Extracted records
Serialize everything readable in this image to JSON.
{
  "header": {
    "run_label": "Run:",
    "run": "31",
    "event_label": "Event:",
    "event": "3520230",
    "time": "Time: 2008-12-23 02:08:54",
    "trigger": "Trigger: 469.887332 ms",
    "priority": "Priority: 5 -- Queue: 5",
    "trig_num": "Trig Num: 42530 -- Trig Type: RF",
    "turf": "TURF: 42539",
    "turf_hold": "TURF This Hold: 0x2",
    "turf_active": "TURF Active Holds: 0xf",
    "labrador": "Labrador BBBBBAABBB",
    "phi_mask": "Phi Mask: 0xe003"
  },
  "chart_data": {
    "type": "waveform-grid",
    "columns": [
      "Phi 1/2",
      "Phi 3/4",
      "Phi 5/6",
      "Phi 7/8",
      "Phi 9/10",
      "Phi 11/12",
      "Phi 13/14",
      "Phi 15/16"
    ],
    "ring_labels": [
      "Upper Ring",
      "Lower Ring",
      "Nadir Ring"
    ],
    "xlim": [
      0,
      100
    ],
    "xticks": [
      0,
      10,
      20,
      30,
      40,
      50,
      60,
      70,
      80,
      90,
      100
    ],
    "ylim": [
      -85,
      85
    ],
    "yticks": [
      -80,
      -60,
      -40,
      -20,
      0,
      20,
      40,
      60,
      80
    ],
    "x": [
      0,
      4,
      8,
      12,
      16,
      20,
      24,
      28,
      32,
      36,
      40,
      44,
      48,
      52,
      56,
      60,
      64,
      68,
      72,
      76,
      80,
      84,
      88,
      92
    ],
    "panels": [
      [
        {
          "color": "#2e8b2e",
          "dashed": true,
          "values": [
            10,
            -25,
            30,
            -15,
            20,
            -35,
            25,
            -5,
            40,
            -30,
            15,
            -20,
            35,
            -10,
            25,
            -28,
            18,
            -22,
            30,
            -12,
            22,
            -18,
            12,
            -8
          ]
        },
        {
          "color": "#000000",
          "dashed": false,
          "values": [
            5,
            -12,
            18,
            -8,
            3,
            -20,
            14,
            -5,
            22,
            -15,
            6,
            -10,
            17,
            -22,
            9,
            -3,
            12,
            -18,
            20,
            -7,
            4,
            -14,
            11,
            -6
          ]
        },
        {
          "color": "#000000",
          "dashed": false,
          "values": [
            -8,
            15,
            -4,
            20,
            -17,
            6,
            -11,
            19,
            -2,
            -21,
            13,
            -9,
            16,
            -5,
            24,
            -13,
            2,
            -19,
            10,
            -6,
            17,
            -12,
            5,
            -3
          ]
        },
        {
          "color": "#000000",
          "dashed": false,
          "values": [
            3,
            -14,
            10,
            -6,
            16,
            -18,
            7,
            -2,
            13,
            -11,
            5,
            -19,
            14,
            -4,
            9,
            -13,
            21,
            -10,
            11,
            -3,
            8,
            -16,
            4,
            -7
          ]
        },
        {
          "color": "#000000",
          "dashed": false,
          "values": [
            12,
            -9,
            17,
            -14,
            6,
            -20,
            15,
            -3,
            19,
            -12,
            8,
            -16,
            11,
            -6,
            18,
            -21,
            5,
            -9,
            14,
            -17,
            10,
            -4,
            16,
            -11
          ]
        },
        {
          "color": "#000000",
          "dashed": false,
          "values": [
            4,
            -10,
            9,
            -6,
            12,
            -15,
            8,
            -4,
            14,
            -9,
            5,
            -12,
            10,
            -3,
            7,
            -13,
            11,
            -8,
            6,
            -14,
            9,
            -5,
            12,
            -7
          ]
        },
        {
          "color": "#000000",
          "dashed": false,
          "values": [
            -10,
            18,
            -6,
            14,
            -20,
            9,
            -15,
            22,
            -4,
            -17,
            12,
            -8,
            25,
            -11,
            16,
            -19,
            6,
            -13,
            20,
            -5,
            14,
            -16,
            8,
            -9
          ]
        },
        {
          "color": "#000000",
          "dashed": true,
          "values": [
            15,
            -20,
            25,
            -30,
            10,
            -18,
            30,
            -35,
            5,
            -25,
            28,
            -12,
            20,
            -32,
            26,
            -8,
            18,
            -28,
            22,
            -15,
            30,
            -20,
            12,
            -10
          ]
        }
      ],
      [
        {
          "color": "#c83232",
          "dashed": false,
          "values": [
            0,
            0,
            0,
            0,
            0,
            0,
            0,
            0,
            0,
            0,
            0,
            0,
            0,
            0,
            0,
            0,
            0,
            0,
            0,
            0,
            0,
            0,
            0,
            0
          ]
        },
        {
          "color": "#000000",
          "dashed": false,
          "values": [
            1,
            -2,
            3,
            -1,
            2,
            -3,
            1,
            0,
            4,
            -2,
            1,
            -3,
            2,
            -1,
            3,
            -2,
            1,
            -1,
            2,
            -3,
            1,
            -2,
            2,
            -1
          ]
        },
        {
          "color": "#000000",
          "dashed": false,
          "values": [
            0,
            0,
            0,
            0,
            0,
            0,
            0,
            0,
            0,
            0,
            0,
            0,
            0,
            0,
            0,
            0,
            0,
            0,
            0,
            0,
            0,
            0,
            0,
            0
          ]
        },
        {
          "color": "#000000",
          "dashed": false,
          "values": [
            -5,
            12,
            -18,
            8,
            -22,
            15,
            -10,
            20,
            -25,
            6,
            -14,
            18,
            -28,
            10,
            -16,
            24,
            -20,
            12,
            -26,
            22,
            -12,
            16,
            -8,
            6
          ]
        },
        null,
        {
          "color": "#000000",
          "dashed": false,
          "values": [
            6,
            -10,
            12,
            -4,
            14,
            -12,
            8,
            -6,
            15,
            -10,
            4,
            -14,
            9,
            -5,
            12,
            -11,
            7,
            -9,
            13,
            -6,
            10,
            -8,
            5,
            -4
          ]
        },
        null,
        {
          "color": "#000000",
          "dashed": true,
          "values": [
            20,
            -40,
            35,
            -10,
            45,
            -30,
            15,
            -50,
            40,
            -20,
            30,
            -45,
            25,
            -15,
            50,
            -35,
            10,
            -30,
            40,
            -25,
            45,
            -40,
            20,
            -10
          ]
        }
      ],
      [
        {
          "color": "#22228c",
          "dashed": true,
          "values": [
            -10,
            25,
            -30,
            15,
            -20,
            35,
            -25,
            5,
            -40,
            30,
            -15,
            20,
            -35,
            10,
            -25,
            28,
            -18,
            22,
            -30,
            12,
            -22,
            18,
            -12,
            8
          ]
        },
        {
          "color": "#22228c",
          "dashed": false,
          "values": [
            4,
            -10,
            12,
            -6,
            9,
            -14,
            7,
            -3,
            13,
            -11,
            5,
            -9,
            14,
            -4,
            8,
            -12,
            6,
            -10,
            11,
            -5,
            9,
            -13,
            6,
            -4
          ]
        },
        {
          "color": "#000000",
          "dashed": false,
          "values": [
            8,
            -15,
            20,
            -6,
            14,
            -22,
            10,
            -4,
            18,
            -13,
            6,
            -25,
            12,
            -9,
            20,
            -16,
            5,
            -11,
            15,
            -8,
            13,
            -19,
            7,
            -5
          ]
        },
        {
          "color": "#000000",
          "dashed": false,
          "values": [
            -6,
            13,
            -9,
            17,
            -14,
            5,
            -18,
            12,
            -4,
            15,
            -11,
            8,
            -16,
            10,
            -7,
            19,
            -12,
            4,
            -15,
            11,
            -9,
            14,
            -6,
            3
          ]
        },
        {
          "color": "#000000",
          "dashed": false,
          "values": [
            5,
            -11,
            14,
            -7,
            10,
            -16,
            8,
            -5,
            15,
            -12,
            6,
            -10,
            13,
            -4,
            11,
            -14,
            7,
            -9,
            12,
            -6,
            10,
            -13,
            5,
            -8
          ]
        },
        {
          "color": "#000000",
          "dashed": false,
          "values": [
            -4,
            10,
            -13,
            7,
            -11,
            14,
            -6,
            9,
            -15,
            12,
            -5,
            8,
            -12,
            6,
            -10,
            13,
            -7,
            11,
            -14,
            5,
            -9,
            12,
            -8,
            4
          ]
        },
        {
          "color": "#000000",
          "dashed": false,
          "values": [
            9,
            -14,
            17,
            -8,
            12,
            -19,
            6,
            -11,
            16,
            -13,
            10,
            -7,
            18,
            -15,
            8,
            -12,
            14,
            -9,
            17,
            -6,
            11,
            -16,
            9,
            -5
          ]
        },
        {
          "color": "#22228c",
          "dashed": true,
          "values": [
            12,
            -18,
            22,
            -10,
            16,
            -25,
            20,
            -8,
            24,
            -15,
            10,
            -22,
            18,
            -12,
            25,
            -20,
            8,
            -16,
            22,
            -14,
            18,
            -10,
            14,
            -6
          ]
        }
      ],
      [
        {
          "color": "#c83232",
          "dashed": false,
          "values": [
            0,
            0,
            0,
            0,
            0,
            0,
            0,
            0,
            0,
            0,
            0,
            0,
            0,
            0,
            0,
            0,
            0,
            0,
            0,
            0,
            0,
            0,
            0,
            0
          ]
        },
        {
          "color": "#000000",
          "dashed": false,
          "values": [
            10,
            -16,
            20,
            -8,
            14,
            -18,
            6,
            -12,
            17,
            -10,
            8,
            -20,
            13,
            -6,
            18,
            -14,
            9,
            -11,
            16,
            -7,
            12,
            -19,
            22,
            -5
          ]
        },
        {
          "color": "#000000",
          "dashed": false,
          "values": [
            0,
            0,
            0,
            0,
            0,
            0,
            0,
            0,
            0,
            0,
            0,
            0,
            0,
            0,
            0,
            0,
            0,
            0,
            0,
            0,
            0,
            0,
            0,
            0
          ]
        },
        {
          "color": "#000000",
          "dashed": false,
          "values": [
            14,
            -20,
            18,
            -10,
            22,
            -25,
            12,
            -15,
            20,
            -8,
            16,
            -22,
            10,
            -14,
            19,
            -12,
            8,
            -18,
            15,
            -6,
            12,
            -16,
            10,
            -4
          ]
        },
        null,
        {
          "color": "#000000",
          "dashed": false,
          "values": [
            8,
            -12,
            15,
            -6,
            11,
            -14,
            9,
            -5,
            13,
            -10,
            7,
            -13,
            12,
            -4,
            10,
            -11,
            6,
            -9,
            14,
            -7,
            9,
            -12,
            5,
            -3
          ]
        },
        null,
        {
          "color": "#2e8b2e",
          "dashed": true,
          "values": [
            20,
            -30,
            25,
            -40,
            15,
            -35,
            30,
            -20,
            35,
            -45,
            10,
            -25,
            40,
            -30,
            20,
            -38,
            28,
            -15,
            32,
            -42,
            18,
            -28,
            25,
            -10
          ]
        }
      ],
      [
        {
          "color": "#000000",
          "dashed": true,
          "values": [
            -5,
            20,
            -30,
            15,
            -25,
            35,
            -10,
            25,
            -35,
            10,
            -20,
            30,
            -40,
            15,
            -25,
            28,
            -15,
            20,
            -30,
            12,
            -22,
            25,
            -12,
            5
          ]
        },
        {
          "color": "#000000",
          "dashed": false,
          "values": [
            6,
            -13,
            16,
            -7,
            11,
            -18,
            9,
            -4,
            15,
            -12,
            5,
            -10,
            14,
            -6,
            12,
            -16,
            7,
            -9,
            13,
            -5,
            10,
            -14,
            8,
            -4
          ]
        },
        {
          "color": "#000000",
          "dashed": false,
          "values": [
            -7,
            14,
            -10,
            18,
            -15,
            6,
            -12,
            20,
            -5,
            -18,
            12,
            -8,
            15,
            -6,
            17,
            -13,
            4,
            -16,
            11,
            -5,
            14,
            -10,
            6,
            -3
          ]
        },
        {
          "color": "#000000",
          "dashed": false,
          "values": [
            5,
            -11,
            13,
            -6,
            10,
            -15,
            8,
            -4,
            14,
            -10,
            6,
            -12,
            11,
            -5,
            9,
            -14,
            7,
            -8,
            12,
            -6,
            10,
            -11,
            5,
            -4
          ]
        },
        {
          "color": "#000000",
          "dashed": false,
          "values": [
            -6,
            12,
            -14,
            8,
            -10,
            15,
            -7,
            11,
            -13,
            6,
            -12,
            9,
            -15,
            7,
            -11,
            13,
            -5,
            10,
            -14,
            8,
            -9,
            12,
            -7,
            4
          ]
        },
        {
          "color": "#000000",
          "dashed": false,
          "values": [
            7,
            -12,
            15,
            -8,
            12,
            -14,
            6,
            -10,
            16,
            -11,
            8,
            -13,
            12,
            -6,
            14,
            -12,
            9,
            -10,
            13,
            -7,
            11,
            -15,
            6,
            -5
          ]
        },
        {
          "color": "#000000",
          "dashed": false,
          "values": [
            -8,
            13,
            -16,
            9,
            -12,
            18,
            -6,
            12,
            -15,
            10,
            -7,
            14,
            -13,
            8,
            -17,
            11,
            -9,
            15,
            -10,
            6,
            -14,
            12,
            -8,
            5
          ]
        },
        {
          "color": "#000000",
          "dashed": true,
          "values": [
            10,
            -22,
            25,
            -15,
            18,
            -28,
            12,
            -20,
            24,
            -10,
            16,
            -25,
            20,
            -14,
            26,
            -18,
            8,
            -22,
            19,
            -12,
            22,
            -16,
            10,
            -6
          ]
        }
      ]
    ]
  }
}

Exercise details >>
Scan the records for the string "TURF". Copy each line in which it appears.

Complete response >>
    "turf": "TURF: 42539",
    "turf_hold": "TURF This Hold: 0x2",
    "turf_active": "TURF Active Holds: 0xf",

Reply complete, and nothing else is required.